● What to produce
Copy all of the records below verbatim.

● Provided data
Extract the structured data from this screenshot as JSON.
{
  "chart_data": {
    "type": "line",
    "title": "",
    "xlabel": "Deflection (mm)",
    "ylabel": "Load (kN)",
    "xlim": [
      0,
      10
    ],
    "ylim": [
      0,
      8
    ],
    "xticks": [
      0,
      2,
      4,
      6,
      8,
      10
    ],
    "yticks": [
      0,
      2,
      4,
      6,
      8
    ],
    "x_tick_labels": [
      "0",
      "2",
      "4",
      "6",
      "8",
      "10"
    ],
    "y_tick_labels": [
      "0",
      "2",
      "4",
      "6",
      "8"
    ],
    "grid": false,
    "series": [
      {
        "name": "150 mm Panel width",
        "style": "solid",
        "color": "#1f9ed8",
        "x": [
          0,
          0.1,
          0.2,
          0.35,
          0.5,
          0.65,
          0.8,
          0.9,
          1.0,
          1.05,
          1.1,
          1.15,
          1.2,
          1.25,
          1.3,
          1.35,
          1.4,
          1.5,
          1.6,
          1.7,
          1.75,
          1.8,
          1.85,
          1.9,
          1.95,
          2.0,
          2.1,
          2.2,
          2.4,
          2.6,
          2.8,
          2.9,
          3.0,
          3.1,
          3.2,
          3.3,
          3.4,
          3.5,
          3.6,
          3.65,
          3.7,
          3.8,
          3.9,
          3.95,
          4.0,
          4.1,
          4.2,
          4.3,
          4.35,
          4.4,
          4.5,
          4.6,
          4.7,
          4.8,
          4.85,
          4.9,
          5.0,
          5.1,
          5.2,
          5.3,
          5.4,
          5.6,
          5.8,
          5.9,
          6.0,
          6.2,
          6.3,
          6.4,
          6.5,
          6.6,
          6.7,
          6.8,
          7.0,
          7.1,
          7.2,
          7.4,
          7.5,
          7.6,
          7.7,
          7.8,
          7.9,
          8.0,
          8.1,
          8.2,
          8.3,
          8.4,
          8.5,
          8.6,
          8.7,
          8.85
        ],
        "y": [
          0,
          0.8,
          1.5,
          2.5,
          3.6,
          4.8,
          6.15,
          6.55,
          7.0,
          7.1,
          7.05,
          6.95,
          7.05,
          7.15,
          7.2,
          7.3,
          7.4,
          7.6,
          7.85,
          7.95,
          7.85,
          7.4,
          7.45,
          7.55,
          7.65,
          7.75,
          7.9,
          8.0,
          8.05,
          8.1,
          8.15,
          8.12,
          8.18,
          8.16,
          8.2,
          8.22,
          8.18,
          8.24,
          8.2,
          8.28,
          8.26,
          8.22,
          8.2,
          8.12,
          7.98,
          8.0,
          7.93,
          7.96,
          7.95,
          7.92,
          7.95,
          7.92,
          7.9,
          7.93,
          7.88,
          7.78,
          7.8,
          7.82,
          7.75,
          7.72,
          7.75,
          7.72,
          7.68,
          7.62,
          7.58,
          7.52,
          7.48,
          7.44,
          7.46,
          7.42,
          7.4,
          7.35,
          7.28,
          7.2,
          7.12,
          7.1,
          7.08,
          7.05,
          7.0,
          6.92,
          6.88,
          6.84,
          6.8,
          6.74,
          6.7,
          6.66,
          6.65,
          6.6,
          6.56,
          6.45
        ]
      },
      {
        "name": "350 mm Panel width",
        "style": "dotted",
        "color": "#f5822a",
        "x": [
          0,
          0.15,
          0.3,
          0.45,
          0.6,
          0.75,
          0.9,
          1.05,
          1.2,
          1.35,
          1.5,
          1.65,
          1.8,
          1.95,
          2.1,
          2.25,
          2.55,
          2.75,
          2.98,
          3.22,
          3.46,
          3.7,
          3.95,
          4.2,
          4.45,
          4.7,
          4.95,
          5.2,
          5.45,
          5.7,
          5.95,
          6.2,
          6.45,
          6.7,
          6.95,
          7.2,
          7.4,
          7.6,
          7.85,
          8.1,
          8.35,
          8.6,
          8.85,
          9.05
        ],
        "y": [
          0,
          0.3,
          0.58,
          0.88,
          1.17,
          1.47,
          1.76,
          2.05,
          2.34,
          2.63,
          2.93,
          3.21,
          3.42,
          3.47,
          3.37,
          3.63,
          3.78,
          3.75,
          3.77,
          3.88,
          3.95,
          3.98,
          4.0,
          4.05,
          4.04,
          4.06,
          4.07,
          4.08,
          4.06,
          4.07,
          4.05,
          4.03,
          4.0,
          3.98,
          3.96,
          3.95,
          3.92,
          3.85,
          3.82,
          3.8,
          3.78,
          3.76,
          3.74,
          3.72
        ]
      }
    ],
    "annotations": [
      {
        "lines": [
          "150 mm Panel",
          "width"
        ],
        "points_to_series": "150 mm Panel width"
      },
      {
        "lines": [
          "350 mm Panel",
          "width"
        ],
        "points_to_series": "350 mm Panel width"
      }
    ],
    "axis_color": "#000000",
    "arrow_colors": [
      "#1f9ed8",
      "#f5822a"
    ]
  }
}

● Solution below
Extract the structured data from this screenshot as JSON.
{
  "chart_data": {
    "type": "line",
    "title": "",
    "xlabel": "Deflection (mm)",
    "ylabel": "Load (kN)",
    "xlim": [
      0,
      10
    ],
    "ylim": [
      0,
      8
    ],
    "xticks": [
      0,
      2,
      4,
      6,
      8,
      10
    ],
    "yticks": [
      0,
      2,
      4,
      6,
      8
    ],
    "x_tick_labels": [
      "0",
      "2",
      "4",
      "6",
      "8",
      "10"
    ],
    "y_tick_labels": [
      "0",
      "2",
      "4",
      "6",
      "8"
    ],
    "grid": false,
    "series": [
      {
        "name": "150 mm Panel width",
        "style": "solid",
        "color": "#1f9ed8",
        "x": [
          0,
          0.1,
          0.2,
          0.35,
          0.5,
          0.65,
          0.8,
          0.9,
          1.0,
          1.05,
          1.1,
          1.15,
          1.2,
          1.25,
          1.3,
          1.35,
          1.4,
          1.5,
          1.6,
          1.7,
          1.75,
          1.8,
          1.85,
          1.9,
          1.95,
          2.0,
          2.1,
          2.2,
          2.4,
          2.6,
          2.8,
          2.9,
          3.0,
          3.1,
          3.2,
          3.3,
          3.4,
          3.5,
          3.6,
          3.65,
          3.7,
          3.8,
          3.9,
          3.95,
          4.0,
          4.1,
          4.2,
          4.3,
          4.35,
          4.4,
          4.5,
          4.6,
          4.7,
          4.8,
          4.85,
          4.9,
          5.0,
          5.1,
          5.2,
          5.3,
          5.4,
          5.6,
          5.8,
          5.9,
          6.0,
          6.2,
          6.3,
          6.4,
          6.5,
          6.6,
          6.7,
          6.8,
          7.0,
          7.1,
          7.2,
          7.4,
          7.5,
          7.6,
          7.7,
          7.8,
          7.9,
          8.0,
          8.1,
          8.2,
          8.3,
          8.4,
          8.5,
          8.6,
          8.7,
          8.85
        ],
        "y": [
          0,
          0.8,
          1.5,
          2.5,
          3.6,
          4.8,
          6.15,
          6.55,
          7.0,
          7.1,
          7.05,
          6.95,
          7.05,
          7.15,
          7.2,
          7.3,
          7.4,
          7.6,
          7.85,
          7.95,
          7.85,
          7.4,
          7.45,
          7.55,
          7.65,
          7.75,
          7.9,
          8.0,
          8.05,
          8.1,
          8.15,
          8.12,
          8.18,
          8.16,
          8.2,
          8.22,
          8.18,
          8.24,
          8.2,
          8.28,
          8.26,
          8.22,
          8.2,
          8.12,
          7.98,
          8.0,
          7.93,
          7.96,
          7.95,
          7.92,
          7.95,
          7.92,
          7.9,
          7.93,
          7.88,
          7.78,
          7.8,
          7.82,
          7.75,
          7.72,
          7.75,
          7.72,
          7.68,
          7.62,
          7.58,
          7.52,
          7.48,
          7.44,
          7.46,
          7.42,
          7.4,
          7.35,
          7.28,
          7.2,
          7.12,
          7.1,
          7.08,
          7.05,
          7.0,
          6.92,
          6.88,
          6.84,
          6.8,
          6.74,
          6.7,
          6.66,
          6.65,
          6.6,
          6.56,
          6.45
        ]
      },
      {
        "name": "350 mm Panel width",
        "style": "dotted",
        "color": "#f5822a",
        "x": [
          0,
          0.15,
          0.3,
          0.45,
          0.6,
          0.75,
          0.9,
          1.05,
          1.2,
          1.35,
          1.5,
          1.65,
          1.8,
          1.95,
          2.1,
          2.25,
          2.55,
          2.75,
          2.98,
          3.22,
          3.46,
          3.7,
          3.95,
          4.2,
          4.45,
          4.7,
          4.95,
          5.2,
          5.45,
          5.7,
          5.95,
          6.2,
          6.45,
          6.7,
          6.95,
          7.2,
          7.4,
          7.6,
          7.85,
          8.1,
          8.35,
          8.6,
          8.85,
          9.05
        ],
        "y": [
          0,
          0.3,
          0.58,
          0.88,
          1.17,
          1.47,
          1.76,
          2.05,
          2.34,
          2.63,
          2.93,
          3.21,
          3.42,
          3.47,
          3.37,
          3.63,
          3.78,
          3.75,
          3.77,
          3.88,
          3.95,
          3.98,
          4.0,
          4.05,
          4.04,
          4.06,
          4.07,
          4.08,
          4.06,
          4.07,
          4.05,
          4.03,
          4.0,
          3.98,
          3.96,
          3.95,
          3.92,
          3.85,
          3.82,
          3.8,
          3.78,
          3.76,
          3.74,
          3.72
        ]
      }
    ],
    "annotations": [
      {
        "lines": [
          "150 mm Panel",
          "width"
        ],
        "points_to_series": "150 mm Panel width"
      },
      {
        "lines": [
          "350 mm Panel",
          "width"
        ],
        "points_to_series": "350 mm Panel width"
      }
    ],
    "axis_color": "#000000",
    "arrow_colors": [
      "#1f9ed8",
      "#f5822a"
    ]
  }
}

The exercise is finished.